**Task to carry out**:
Can you output the material exactly as written, minus any pictures it holds?

**Collection entries**:
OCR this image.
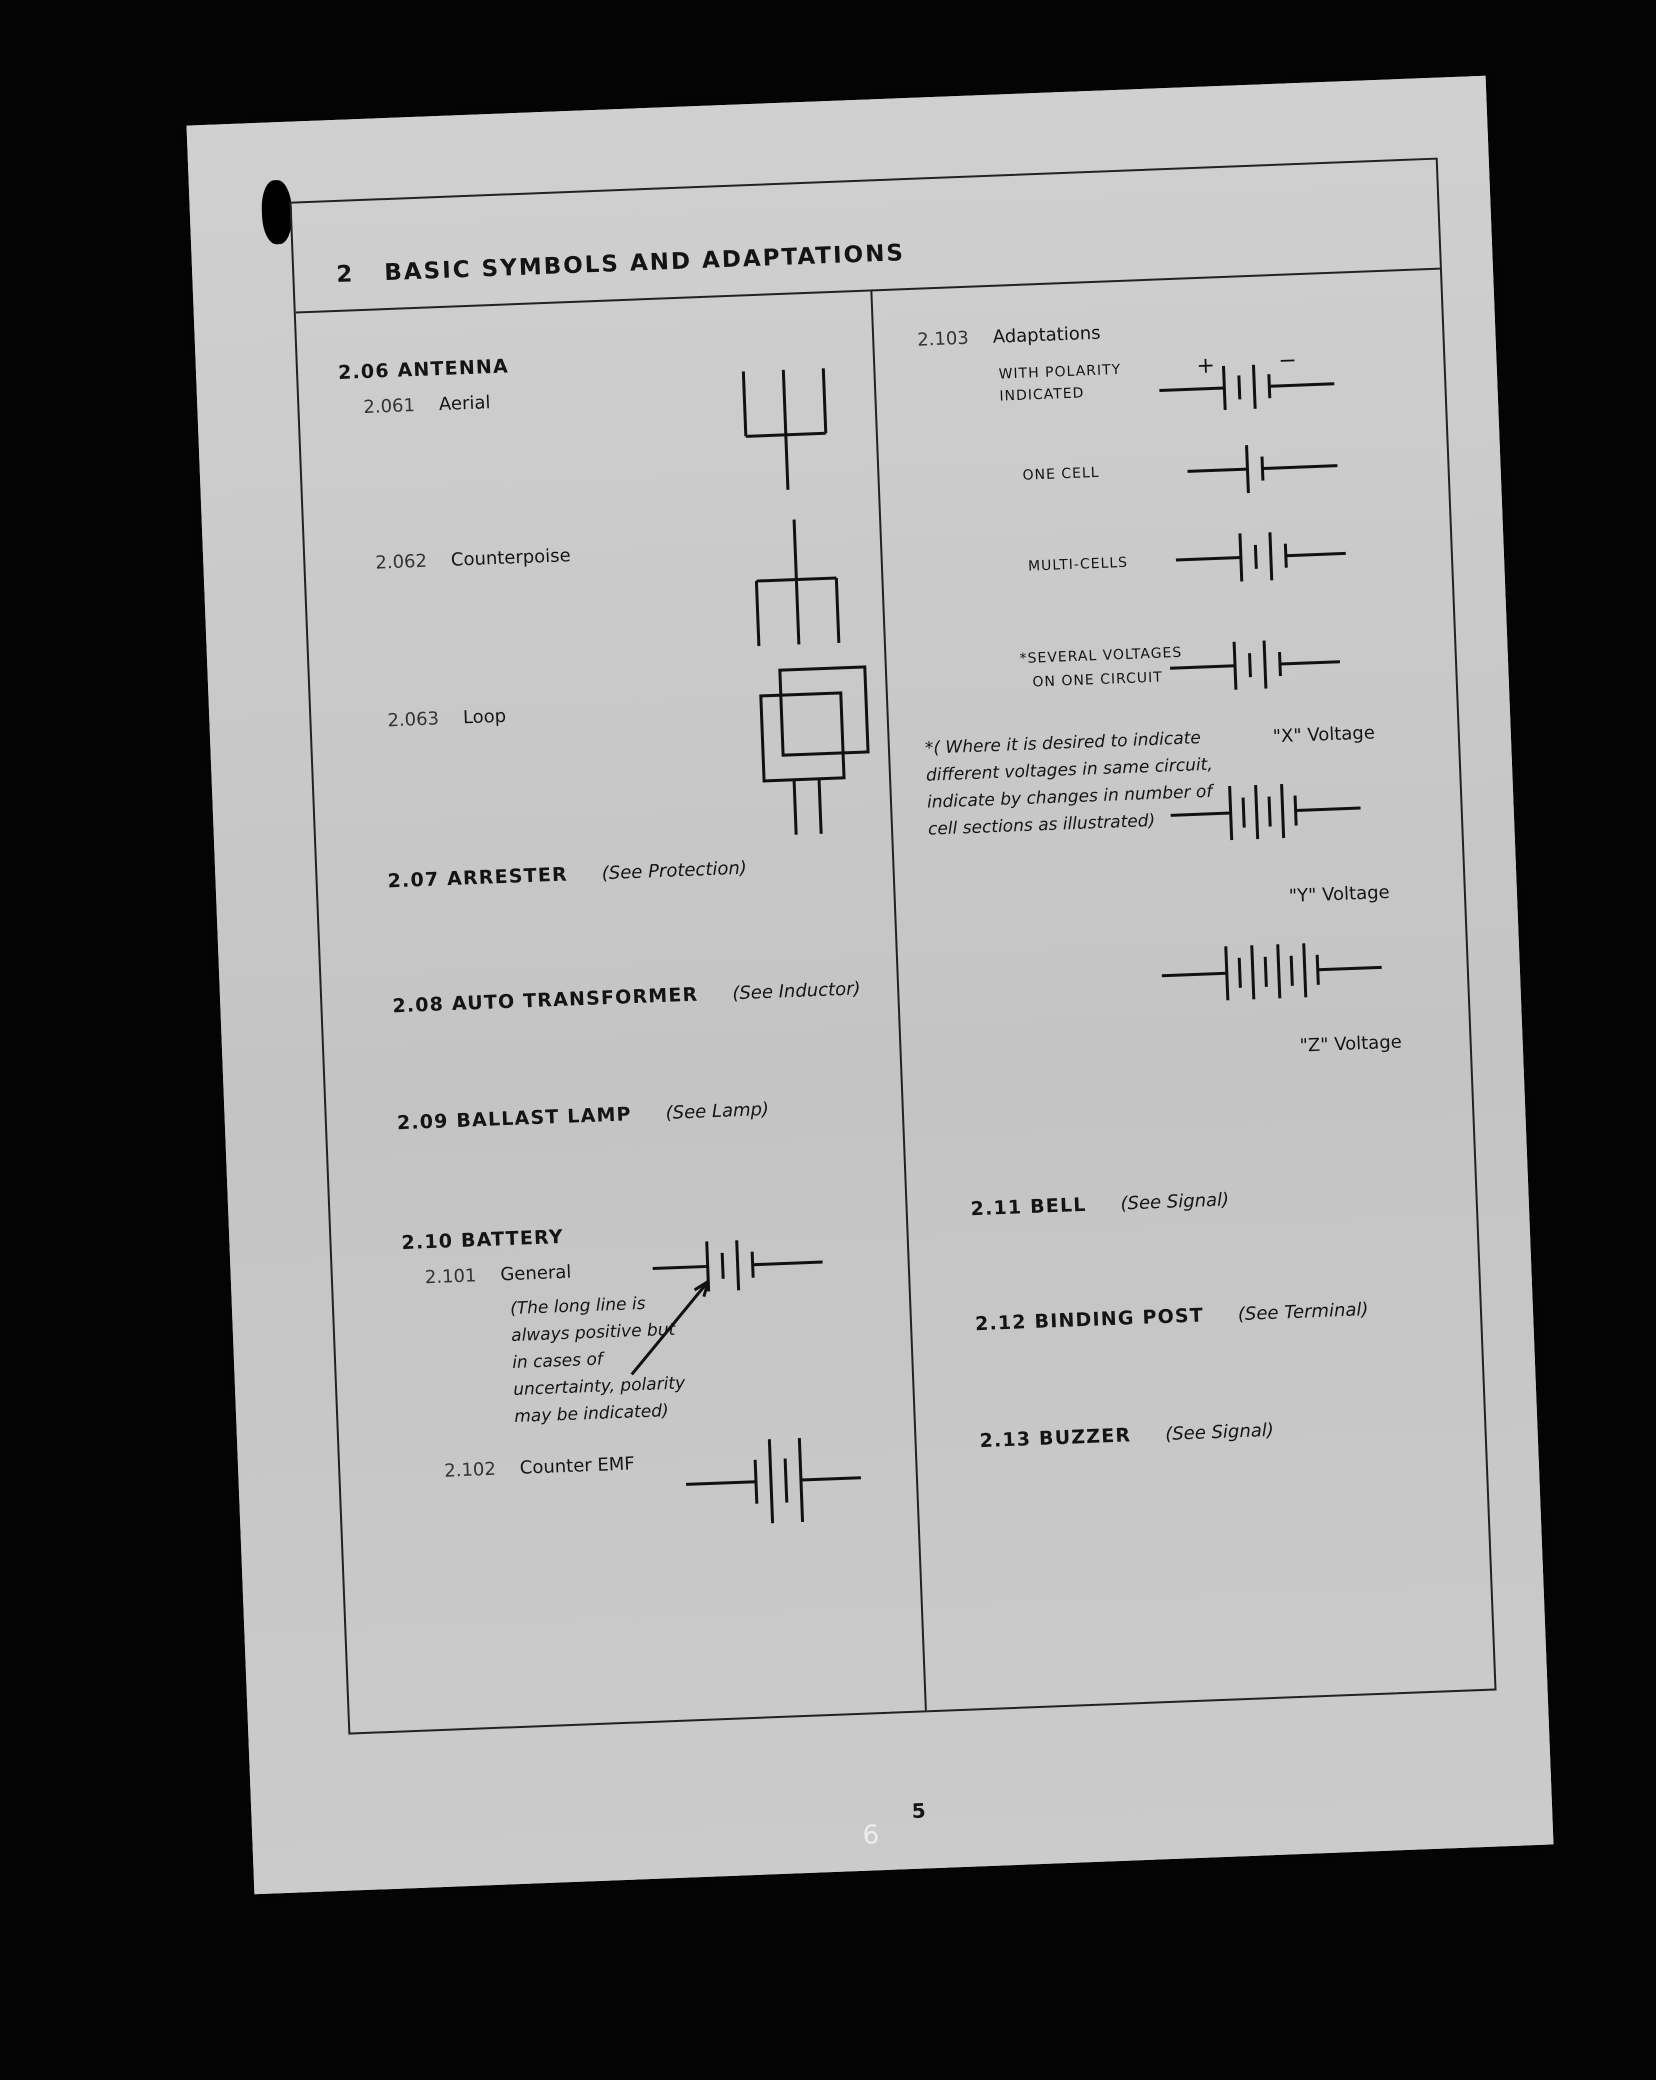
2 BASIC SYMBOLS AND ADAPTATIONS
2.06 ANTENNA
2.061 Aerial
2.062 Counterpoise
2.063 Loop
2.07 ARRESTER (See Protection)
2.08 AUTO TRANSFORMER (See Inductor)
2.09 BALLAST LAMP (See Lamp)
2.10 BATTERY
2.101 General
(The long line is always positive but in cases of uncertainty, polarity may be indicated)
2.102 Counter EMF
2.103 Adaptations
WITH POLARITY
INDICATED
+	−
ONE CELL
MULTI-CELLS
*SEVERAL VOLTAGES
ON ONE CIRCUIT
*( Where it is desired to indicate different voltages in same circuit, indicate by changes in number of cell sections as illustrated)
"X" Voltage
"Y" Voltage
"Z" Voltage
2.11 BELL (See Signal)
2.12 BINDING POST (See Terminal)
2.13 BUZZER (See Signal)
5
6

**Solution to the exercise**:
OCR this image.
2 BASIC SYMBOLS AND ADAPTATIONS
2.06 ANTENNA
2.061 Aerial
2.062 Counterpoise
2.063 Loop
2.07 ARRESTER (See Protection)
2.08 AUTO TRANSFORMER (See Inductor)
2.09 BALLAST LAMP (See Lamp)
2.10 BATTERY
2.101 General
(The long line is always positive but in cases of uncertainty, polarity may be indicated)
2.102 Counter EMF
2.103 Adaptations
WITH POLARITY
INDICATED
+	−
ONE CELL
MULTI-CELLS
*SEVERAL VOLTAGES
ON ONE CIRCUIT
*( Where it is desired to indicate different voltages in same circuit, indicate by changes in number of cell sections as illustrated)
"X" Voltage
"Y" Voltage
"Z" Voltage
2.11 BELL (See Signal)
2.12 BINDING POST (See Terminal)
2.13 BUZZER (See Signal)
5
6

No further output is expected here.